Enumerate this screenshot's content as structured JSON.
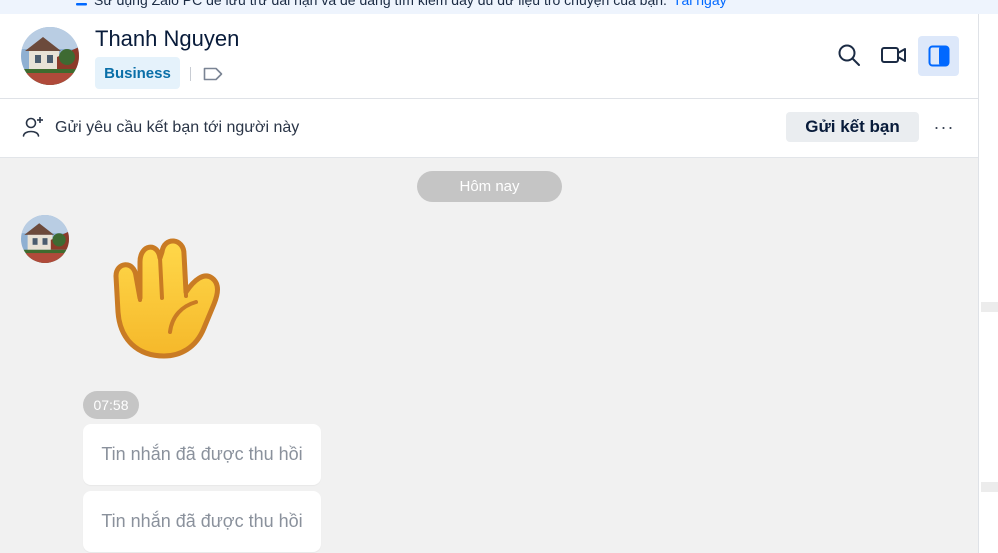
{
  "banner": {
    "text": "Sử dụng Zalo PC để lưu trữ dài hạn và dễ dàng tìm kiếm đầy đủ dữ liệu trò chuyện của bạn.",
    "link": "Tải ngay"
  },
  "header": {
    "contact_name": "Thanh Nguyen",
    "badge": "Business",
    "icons": [
      "search-icon",
      "video-call-icon",
      "toggle-panel-icon"
    ]
  },
  "friend_request": {
    "text": "Gửi yêu cầu kết bạn tới người này",
    "button_label": "Gửi kết bạn",
    "more_label": "···"
  },
  "chat": {
    "date_divider": "Hôm nay",
    "sticker": "waving-hand",
    "time": "07:58",
    "messages": [
      {
        "text": "Tin nhắn đã được thu hồi"
      },
      {
        "text": "Tin nhắn đã được thu hồi"
      }
    ]
  },
  "colors": {
    "accent": "#0068ff",
    "badge_bg": "#e5f2fb",
    "badge_text": "#0a6fa8",
    "chat_bg": "#f1f1f1"
  }
}
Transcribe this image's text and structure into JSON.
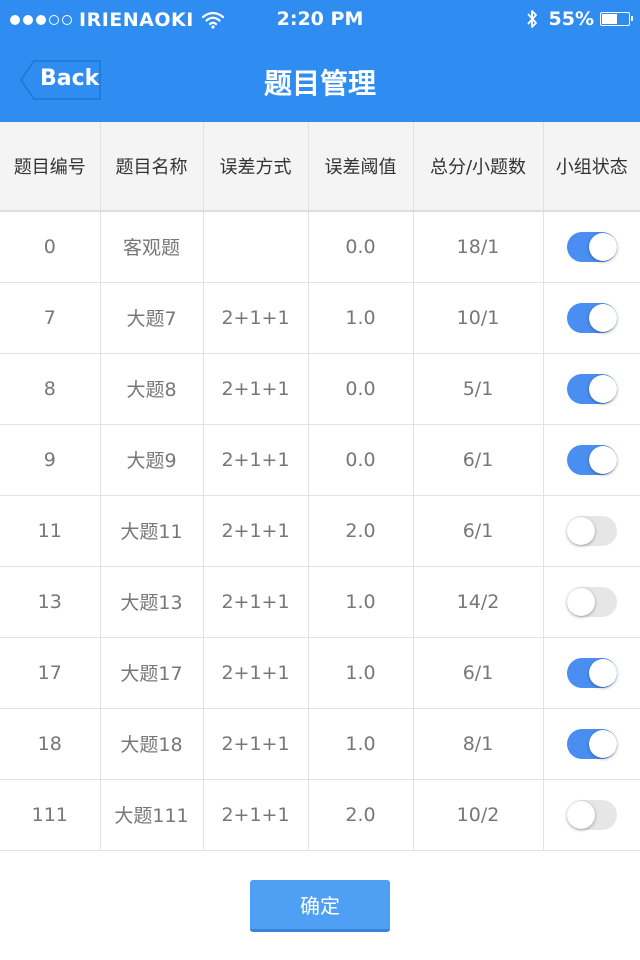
{
  "status_bar": {
    "carrier": "IRIENAOKI",
    "time": "2:20 PM",
    "battery_percent": "55%",
    "battery_level": 0.55,
    "signal_bars_filled": 3,
    "signal_bars_total": 5
  },
  "nav": {
    "back_label": "Back",
    "title": "题目管理"
  },
  "table": {
    "headers": [
      "题目编号",
      "题目名称",
      "误差方式",
      "误差阈值",
      "总分/小题数",
      "小组状态"
    ],
    "rows": [
      {
        "id": "0",
        "name": "客观题",
        "error_mode": "",
        "threshold": "0.0",
        "score": "18/1",
        "group_on": true
      },
      {
        "id": "7",
        "name": "大题7",
        "error_mode": "2+1+1",
        "threshold": "1.0",
        "score": "10/1",
        "group_on": true
      },
      {
        "id": "8",
        "name": "大题8",
        "error_mode": "2+1+1",
        "threshold": "0.0",
        "score": "5/1",
        "group_on": true
      },
      {
        "id": "9",
        "name": "大题9",
        "error_mode": "2+1+1",
        "threshold": "0.0",
        "score": "6/1",
        "group_on": true
      },
      {
        "id": "11",
        "name": "大题11",
        "error_mode": "2+1+1",
        "threshold": "2.0",
        "score": "6/1",
        "group_on": false
      },
      {
        "id": "13",
        "name": "大题13",
        "error_mode": "2+1+1",
        "threshold": "1.0",
        "score": "14/2",
        "group_on": false
      },
      {
        "id": "17",
        "name": "大题17",
        "error_mode": "2+1+1",
        "threshold": "1.0",
        "score": "6/1",
        "group_on": true
      },
      {
        "id": "18",
        "name": "大题18",
        "error_mode": "2+1+1",
        "threshold": "1.0",
        "score": "8/1",
        "group_on": true
      },
      {
        "id": "111",
        "name": "大题111",
        "error_mode": "2+1+1",
        "threshold": "2.0",
        "score": "10/2",
        "group_on": false
      }
    ]
  },
  "footer": {
    "confirm_label": "确定"
  },
  "colors": {
    "primary": "#2f8cf0",
    "toggle_on": "#4a8ef2",
    "toggle_off": "#e6e6e6",
    "button": "#4f9ff5"
  },
  "icons": {
    "wifi": "wifi-icon",
    "bluetooth": "bluetooth-icon",
    "battery": "battery-icon",
    "back": "back-chevron-icon"
  }
}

### Given request
All of the records need repeating exactly, except for the pictures.

### Output of the task
Enumerate this screenshot's content as structured JSON.
{
  "banner": {
    "text": "Sử dụng Zalo PC để lưu trữ dài hạn và dễ dàng tìm kiếm đầy đủ dữ liệu trò chuyện của bạn.",
    "link": "Tải ngay"
  },
  "header": {
    "contact_name": "Thanh Nguyen",
    "badge": "Business",
    "icons": [
      "search-icon",
      "video-call-icon",
      "toggle-panel-icon"
    ]
  },
  "friend_request": {
    "text": "Gửi yêu cầu kết bạn tới người này",
    "button_label": "Gửi kết bạn",
    "more_label": "···"
  },
  "chat": {
    "date_divider": "Hôm nay",
    "sticker": "waving-hand",
    "time": "07:58",
    "messages": [
      {
        "text": "Tin nhắn đã được thu hồi"
      },
      {
        "text": "Tin nhắn đã được thu hồi"
      }
    ]
  },
  "colors": {
    "accent": "#0068ff",
    "badge_bg": "#e5f2fb",
    "badge_text": "#0a6fa8",
    "chat_bg": "#f1f1f1"
  }
}
Transcribe this image's text and structure into JSON.
{
  "status_bar": {
    "carrier": "IRIENAOKI",
    "time": "2:20 PM",
    "battery_percent": "55%",
    "battery_level": 0.55,
    "signal_bars_filled": 3,
    "signal_bars_total": 5
  },
  "nav": {
    "back_label": "Back",
    "title": "题目管理"
  },
  "table": {
    "headers": [
      "题目编号",
      "题目名称",
      "误差方式",
      "误差阈值",
      "总分/小题数",
      "小组状态"
    ],
    "rows": [
      {
        "id": "0",
        "name": "客观题",
        "error_mode": "",
        "threshold": "0.0",
        "score": "18/1",
        "group_on": true
      },
      {
        "id": "7",
        "name": "大题7",
        "error_mode": "2+1+1",
        "threshold": "1.0",
        "score": "10/1",
        "group_on": true
      },
      {
        "id": "8",
        "name": "大题8",
        "error_mode": "2+1+1",
        "threshold": "0.0",
        "score": "5/1",
        "group_on": true
      },
      {
        "id": "9",
        "name": "大题9",
        "error_mode": "2+1+1",
        "threshold": "0.0",
        "score": "6/1",
        "group_on": true
      },
      {
        "id": "11",
        "name": "大题11",
        "error_mode": "2+1+1",
        "threshold": "2.0",
        "score": "6/1",
        "group_on": false
      },
      {
        "id": "13",
        "name": "大题13",
        "error_mode": "2+1+1",
        "threshold": "1.0",
        "score": "14/2",
        "group_on": false
      },
      {
        "id": "17",
        "name": "大题17",
        "error_mode": "2+1+1",
        "threshold": "1.0",
        "score": "6/1",
        "group_on": true
      },
      {
        "id": "18",
        "name": "大题18",
        "error_mode": "2+1+1",
        "threshold": "1.0",
        "score": "8/1",
        "group_on": true
      },
      {
        "id": "111",
        "name": "大题111",
        "error_mode": "2+1+1",
        "threshold": "2.0",
        "score": "10/2",
        "group_on": false
      }
    ]
  },
  "footer": {
    "confirm_label": "确定"
  },
  "colors": {
    "primary": "#2f8cf0",
    "toggle_on": "#4a8ef2",
    "toggle_off": "#e6e6e6",
    "button": "#4f9ff5"
  },
  "icons": {
    "wifi": "wifi-icon",
    "bluetooth": "bluetooth-icon",
    "battery": "battery-icon",
    "back": "back-chevron-icon"
  }
}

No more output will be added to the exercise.